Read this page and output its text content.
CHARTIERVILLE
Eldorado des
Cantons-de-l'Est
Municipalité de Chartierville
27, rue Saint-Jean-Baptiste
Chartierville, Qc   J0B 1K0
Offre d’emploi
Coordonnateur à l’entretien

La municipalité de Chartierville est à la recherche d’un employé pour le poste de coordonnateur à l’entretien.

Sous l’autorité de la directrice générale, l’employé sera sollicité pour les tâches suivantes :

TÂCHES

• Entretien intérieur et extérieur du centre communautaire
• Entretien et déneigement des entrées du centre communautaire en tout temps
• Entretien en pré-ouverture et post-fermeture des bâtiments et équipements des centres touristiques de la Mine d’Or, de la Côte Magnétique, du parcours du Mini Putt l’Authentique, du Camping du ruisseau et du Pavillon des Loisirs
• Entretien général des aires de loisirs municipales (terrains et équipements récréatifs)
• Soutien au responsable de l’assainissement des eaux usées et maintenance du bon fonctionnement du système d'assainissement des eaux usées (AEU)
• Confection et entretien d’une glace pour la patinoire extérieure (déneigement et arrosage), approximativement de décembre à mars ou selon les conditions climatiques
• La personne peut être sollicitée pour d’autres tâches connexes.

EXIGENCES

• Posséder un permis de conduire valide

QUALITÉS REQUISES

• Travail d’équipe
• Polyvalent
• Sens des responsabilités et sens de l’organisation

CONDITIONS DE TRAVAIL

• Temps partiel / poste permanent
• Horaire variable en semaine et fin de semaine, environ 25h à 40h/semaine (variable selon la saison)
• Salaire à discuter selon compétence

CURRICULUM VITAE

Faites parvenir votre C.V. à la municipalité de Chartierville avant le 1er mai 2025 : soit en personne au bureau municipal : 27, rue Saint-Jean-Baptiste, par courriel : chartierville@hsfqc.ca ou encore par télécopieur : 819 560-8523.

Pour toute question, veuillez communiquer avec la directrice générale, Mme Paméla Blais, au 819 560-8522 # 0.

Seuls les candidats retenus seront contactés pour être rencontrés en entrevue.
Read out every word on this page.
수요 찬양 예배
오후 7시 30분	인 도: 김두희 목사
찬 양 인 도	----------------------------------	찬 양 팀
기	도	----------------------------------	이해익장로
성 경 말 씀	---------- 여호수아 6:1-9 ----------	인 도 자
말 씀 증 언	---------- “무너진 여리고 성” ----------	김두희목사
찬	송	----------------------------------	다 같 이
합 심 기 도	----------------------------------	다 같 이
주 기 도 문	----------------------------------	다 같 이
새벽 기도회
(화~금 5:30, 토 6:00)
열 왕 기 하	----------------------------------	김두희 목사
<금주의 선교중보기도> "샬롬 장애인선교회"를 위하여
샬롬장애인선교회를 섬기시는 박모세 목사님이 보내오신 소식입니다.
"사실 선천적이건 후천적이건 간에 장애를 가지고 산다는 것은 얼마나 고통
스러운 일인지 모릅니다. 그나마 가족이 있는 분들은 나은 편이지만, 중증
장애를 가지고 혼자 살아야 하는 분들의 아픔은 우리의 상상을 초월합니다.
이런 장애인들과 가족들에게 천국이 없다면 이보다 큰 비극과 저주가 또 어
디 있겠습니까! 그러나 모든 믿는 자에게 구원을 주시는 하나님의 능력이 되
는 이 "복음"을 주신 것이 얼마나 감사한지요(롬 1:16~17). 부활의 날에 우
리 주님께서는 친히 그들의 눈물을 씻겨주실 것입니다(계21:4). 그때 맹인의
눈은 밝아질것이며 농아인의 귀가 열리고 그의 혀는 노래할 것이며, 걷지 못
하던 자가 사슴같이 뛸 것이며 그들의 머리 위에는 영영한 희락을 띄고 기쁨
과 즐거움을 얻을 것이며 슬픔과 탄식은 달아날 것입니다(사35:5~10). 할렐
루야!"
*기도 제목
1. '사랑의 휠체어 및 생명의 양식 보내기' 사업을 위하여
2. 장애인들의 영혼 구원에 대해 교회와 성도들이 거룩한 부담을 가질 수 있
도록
━━━━━━━━━━━━━━━━━━━━
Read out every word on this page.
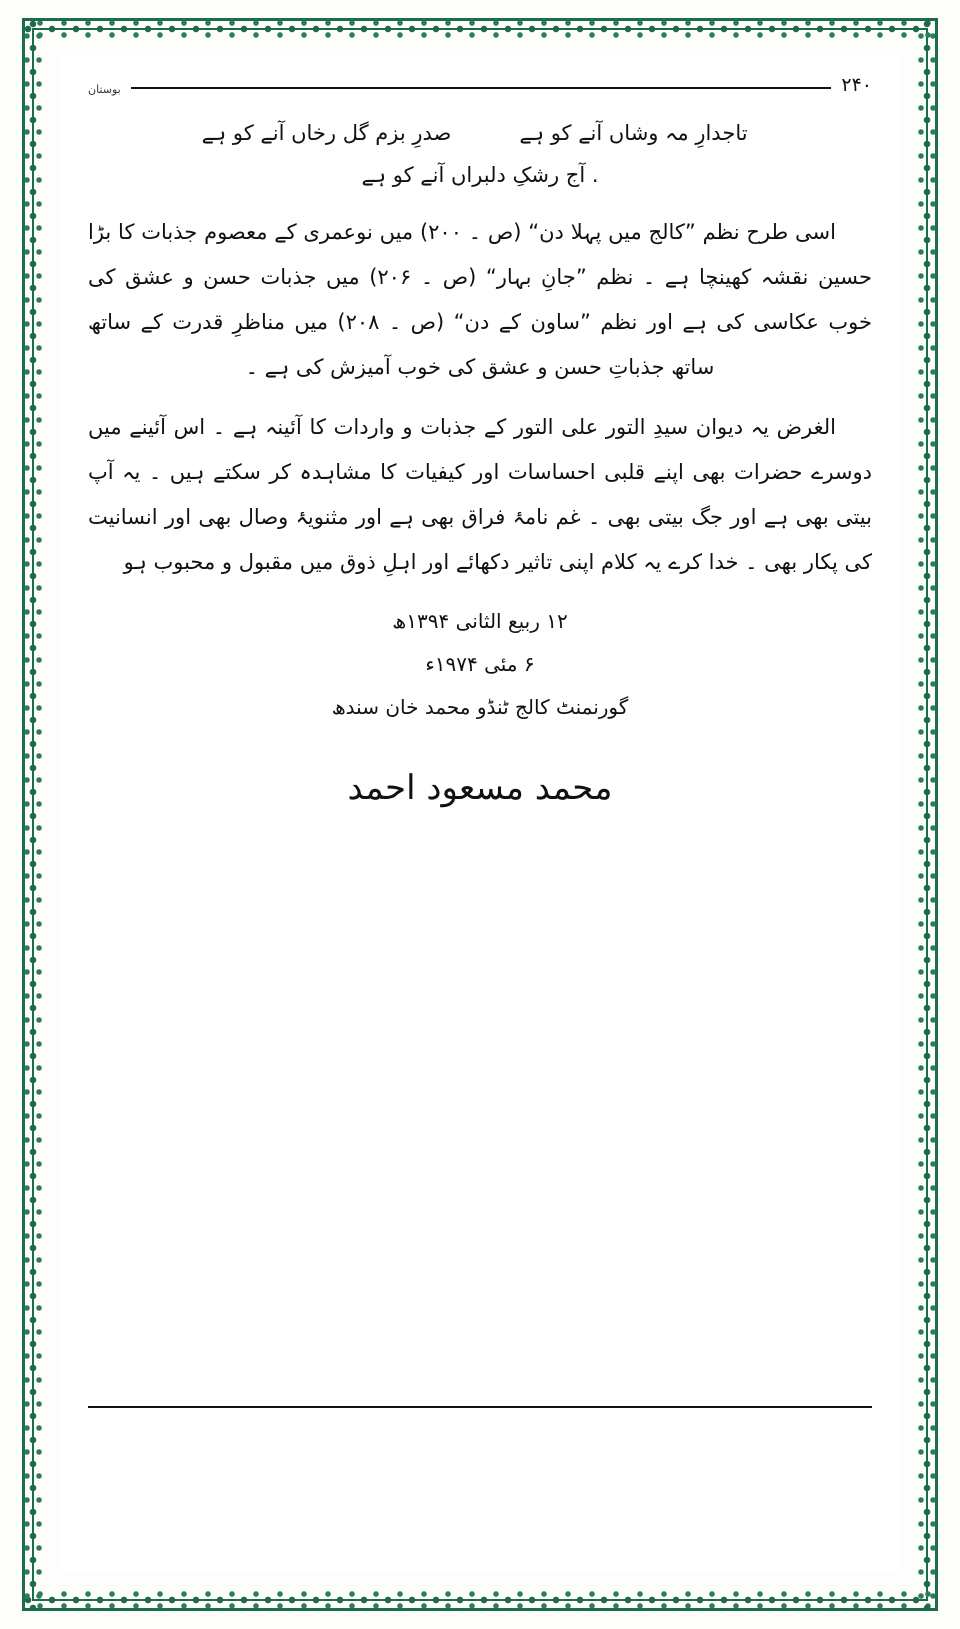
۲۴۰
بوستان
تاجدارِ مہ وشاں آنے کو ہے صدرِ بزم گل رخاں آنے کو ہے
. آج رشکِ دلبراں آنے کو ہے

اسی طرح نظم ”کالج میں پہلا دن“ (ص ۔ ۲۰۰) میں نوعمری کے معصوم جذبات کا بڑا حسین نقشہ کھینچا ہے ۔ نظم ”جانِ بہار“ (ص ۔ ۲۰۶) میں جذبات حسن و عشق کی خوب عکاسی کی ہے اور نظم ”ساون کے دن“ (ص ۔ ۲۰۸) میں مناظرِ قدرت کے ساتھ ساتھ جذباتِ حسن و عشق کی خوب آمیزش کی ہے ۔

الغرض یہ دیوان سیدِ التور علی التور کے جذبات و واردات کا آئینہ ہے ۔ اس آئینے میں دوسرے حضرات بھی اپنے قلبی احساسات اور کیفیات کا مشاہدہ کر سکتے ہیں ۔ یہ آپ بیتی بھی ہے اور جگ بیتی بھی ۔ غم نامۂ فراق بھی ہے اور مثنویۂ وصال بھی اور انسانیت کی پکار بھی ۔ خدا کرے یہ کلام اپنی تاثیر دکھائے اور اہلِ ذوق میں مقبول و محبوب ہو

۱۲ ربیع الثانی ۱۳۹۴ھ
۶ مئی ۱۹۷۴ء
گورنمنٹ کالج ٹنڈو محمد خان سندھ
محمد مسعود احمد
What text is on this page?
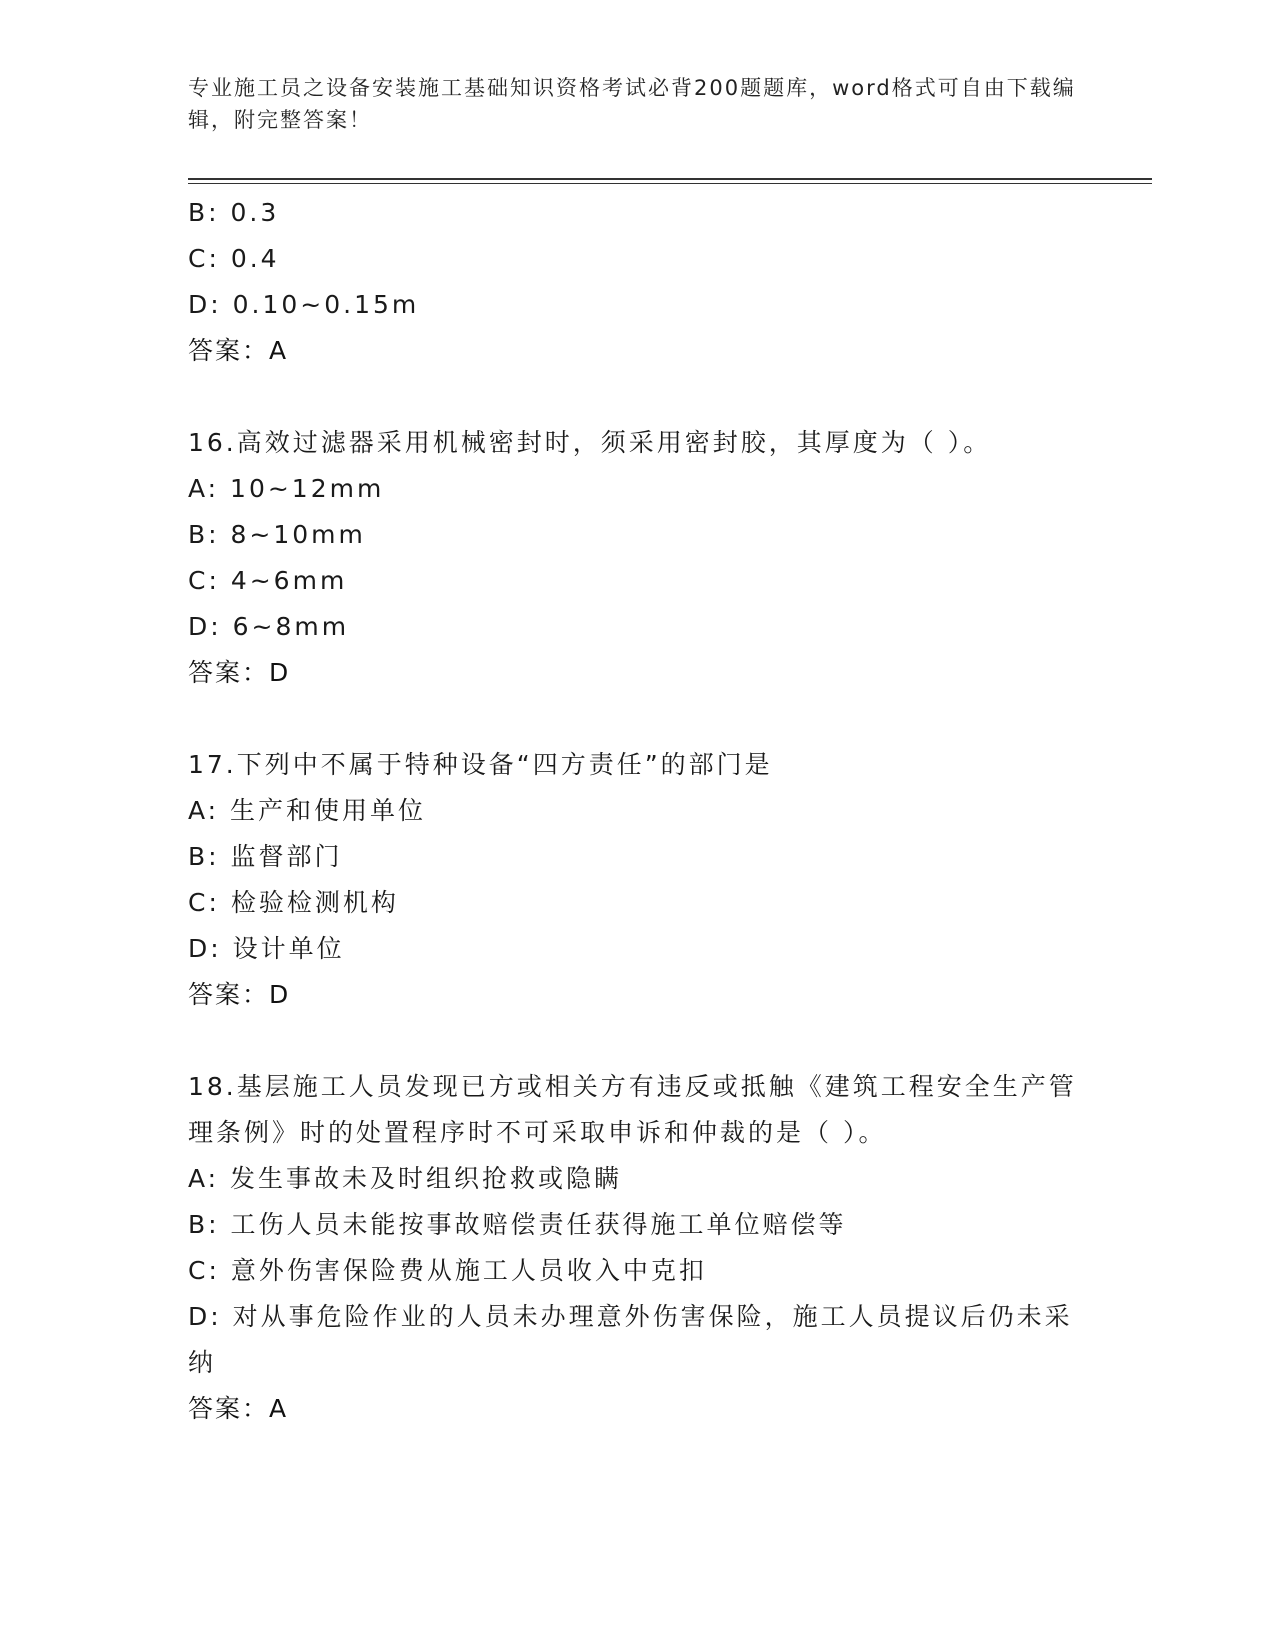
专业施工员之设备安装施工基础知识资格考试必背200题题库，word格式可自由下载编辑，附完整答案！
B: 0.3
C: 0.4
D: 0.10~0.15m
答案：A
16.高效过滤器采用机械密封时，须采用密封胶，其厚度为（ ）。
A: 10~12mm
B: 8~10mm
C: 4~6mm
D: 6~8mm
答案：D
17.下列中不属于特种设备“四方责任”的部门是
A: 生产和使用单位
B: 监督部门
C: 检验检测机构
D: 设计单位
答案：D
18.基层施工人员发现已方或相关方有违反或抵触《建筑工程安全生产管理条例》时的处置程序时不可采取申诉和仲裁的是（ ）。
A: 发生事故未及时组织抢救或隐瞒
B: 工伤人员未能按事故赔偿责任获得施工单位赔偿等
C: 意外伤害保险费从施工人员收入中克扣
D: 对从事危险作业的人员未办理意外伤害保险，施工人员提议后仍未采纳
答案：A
━━━━━━━━━━━━━━━━━━━━
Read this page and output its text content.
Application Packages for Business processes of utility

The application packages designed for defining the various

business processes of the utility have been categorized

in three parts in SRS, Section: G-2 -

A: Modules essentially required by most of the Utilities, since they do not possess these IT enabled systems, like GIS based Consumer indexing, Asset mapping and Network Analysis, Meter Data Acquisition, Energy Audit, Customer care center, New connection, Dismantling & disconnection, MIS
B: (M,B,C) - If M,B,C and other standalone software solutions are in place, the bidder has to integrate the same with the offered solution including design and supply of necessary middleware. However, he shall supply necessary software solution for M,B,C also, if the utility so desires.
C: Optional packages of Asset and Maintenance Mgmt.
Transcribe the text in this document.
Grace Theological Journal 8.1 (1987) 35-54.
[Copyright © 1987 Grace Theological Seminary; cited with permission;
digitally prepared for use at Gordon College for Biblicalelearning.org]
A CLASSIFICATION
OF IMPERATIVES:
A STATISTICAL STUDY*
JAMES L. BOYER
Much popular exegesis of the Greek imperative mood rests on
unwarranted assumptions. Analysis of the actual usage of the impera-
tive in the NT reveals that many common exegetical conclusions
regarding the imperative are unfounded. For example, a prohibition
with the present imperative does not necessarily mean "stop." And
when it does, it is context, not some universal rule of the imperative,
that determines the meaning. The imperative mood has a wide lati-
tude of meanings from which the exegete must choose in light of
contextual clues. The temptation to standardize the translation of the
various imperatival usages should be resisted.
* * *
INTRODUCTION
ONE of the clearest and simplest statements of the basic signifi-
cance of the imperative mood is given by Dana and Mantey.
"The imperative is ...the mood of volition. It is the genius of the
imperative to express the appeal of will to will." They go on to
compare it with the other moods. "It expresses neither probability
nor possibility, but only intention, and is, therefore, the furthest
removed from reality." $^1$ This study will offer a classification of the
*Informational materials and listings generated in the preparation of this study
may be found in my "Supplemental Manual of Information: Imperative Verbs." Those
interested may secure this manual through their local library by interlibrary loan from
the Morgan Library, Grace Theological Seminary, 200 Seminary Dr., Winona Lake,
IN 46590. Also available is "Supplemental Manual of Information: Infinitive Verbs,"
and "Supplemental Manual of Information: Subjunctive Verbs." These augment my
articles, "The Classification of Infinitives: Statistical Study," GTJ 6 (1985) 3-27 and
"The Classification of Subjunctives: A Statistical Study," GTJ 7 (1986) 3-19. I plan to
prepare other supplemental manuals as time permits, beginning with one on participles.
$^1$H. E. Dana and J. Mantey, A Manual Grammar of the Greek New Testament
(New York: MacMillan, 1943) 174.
━━━━━━━━━━━━━━━━━━━━
Return each line where "générale" shows up.

Sous l’autorité de la directrice générale, l’employé sera sollicité pour les tâches suivantes :
Pour toute question, veuillez communiquer avec la directrice générale, Mme Paméla Blais, au 819 560-8522 # 0.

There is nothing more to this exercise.